■ 読む抜粋 ■
※
その結果、土壌のpHが改善され、従来の植生の枯死率10〜20%であったものが、今回の植生の枯死率は、1/800本となった。
【0011】
(試験例2)
明光沢地区において100m当り、植生基盤材1,560リットルに有機性土壌改良剤520リットル、さらに土壌微生物13kgとし、侵食防止材8kg、高度化成肥料12kg、種子(トールフエス0.77kg、クリーピングフエスク0.17kg、オーチャードグラス0.26kg、ヨモギ0.03kg、メドハキ0.12kg)を混練して、この混練物を斜面に厚さt=2cmで吹き付けを行った。
その結果、斜面を緑化させることができた。
【図面の簡単な説明】
【0012】
【図1】本発明の法面工事、植栽工事における有機性土壌改良剤の試験例1の説明図である。
【符号の説明】
【0013】
1 第1回改良区
2 第2回改良区

【特許請求の範囲】
【請求項1】
鶏糞、牛糞、豚糞等の畜糞と、廃オガ、米糠、コーヒー粕、ビール粕等の副資材と、バチルス・サブチルスに属し、アフラトキシン分解性を有するバチルス属DB9011菌とを容積比100:30:0.5〜0.6で水分率60%前後にして混合撹拌し、発酵温度75〜80℃で、1日1回の切り返し撹拌を行いつつ、夏期では30〜45日間、冬期では45〜60日間発酵させて形成したことを特徴とする法面工事、植栽工事における有機性土壌改良剤。
※
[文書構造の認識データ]
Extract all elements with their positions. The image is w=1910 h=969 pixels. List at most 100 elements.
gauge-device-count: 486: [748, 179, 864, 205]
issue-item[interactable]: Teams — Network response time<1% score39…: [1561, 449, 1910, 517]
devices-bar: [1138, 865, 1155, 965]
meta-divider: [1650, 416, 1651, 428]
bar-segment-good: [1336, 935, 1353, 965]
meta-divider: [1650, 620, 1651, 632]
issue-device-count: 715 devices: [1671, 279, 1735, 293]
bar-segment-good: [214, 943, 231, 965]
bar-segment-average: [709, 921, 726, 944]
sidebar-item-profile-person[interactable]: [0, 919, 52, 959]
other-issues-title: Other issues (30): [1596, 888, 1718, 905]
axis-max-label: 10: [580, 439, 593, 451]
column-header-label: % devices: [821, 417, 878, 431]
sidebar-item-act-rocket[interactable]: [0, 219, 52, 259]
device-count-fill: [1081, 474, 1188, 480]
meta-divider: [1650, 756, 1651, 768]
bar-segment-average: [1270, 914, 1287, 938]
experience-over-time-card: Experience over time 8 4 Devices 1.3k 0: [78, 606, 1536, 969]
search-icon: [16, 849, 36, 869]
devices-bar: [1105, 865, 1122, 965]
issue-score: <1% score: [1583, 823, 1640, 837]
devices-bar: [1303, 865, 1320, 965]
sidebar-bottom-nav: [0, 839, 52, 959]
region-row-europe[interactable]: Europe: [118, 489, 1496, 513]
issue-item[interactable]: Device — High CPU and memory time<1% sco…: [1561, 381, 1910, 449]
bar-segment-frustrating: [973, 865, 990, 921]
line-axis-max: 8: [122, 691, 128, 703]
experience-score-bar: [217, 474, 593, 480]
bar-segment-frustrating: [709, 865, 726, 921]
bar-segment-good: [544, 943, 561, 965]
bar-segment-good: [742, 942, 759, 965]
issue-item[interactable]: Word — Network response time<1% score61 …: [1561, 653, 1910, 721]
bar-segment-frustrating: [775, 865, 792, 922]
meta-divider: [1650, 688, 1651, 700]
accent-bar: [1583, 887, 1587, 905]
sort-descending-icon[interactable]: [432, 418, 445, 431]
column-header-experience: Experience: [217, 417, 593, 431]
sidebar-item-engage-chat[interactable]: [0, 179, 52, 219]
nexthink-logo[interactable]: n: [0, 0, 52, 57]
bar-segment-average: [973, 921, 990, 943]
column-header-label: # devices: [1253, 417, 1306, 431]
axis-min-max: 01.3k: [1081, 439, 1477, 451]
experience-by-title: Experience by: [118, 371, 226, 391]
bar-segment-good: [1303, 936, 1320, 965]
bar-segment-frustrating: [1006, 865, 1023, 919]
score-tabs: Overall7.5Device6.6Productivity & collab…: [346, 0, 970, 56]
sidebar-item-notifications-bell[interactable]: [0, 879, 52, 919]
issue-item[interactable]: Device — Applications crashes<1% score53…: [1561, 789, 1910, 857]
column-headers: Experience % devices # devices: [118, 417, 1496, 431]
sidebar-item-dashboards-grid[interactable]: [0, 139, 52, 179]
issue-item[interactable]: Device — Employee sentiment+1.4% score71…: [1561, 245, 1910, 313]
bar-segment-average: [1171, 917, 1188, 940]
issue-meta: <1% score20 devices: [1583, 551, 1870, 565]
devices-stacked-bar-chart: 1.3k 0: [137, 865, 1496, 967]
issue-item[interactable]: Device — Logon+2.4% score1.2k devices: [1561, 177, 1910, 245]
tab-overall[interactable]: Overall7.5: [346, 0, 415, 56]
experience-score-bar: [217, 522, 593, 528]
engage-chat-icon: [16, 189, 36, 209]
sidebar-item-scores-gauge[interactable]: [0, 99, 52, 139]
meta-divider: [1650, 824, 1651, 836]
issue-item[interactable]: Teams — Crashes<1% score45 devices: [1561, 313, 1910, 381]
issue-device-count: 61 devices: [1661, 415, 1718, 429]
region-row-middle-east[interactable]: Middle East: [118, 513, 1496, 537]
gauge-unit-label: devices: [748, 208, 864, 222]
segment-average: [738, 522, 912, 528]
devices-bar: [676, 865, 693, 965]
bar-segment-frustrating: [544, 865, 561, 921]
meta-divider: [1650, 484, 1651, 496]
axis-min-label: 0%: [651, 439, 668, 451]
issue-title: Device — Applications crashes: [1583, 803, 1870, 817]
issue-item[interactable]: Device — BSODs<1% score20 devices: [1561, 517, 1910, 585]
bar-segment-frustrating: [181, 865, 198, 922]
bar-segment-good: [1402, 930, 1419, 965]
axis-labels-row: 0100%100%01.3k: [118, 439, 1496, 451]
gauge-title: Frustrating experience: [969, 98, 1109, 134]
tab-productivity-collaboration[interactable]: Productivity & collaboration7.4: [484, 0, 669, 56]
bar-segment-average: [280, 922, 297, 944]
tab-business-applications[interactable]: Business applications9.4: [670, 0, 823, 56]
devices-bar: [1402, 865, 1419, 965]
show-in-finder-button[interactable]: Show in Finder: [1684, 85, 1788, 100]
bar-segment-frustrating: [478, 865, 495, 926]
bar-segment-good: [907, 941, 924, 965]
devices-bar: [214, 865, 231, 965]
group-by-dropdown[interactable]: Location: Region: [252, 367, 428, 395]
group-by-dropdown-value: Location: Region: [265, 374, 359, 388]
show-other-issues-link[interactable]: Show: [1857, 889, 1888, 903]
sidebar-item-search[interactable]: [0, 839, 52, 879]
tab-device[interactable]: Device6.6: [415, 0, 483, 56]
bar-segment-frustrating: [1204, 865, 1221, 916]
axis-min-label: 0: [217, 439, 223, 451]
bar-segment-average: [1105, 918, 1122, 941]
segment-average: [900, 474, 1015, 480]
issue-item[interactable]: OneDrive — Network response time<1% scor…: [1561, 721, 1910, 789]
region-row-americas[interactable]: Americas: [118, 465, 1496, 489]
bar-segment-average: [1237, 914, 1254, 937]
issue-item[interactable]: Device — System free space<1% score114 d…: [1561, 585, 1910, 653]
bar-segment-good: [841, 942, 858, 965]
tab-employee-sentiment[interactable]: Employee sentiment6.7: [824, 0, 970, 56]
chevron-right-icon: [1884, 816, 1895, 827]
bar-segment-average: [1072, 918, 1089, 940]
※
■ 課題の内容 ■
A: 土壌改良剤についての抜粋を読んで、次の問いに答えてください。
(i) 試験例2では、混ぜたものを斜面にどのくらいの厚さで吹き付けましたか。
(ii) 図1は、どの試験例の説明図ですか。
(iii) 請求項1では、発酵温度は何度とされていますか。
B: 抜粋から引用してください。「その結果、土壌のpHが改善さ」という言葉のところから書き始め、「剤の試験例1の説明図である。」で終えてください。
リストはここでは使いません。

■ 各課題の答え ■
A:
(i) 厚さt=2cm
(ii) 試験例1
(iii) 75〜80℃

B:
その結果、土壌のpHが改善され、従来の植生の枯死率10〜20%であったものが、今回の植生の枯死率は、1/800本となった。
【0011】
(試験例2)
明光沢地区において100m当り、植生基盤材1,560リットルに有機性土壌改良剤520リットル、さらに土壌微生物13kgとし、侵食防止材8kg、高度化成肥料12kg、種子(トールフエス0.77kg、クリーピングフエスク0.17kg、オーチャードグラス0.26kg、ヨモギ0.03kg、メドハキ0.12kg)を混練して、この混練物を斜面に厚さt=2cmで吹き付けを行った。
その結果、斜面を緑化させることができた。
【図面の簡単な説明】
【0012】
【図1】本発明の法面工事、植栽工事における有機性土壌改良剤の試験例1の説明図である。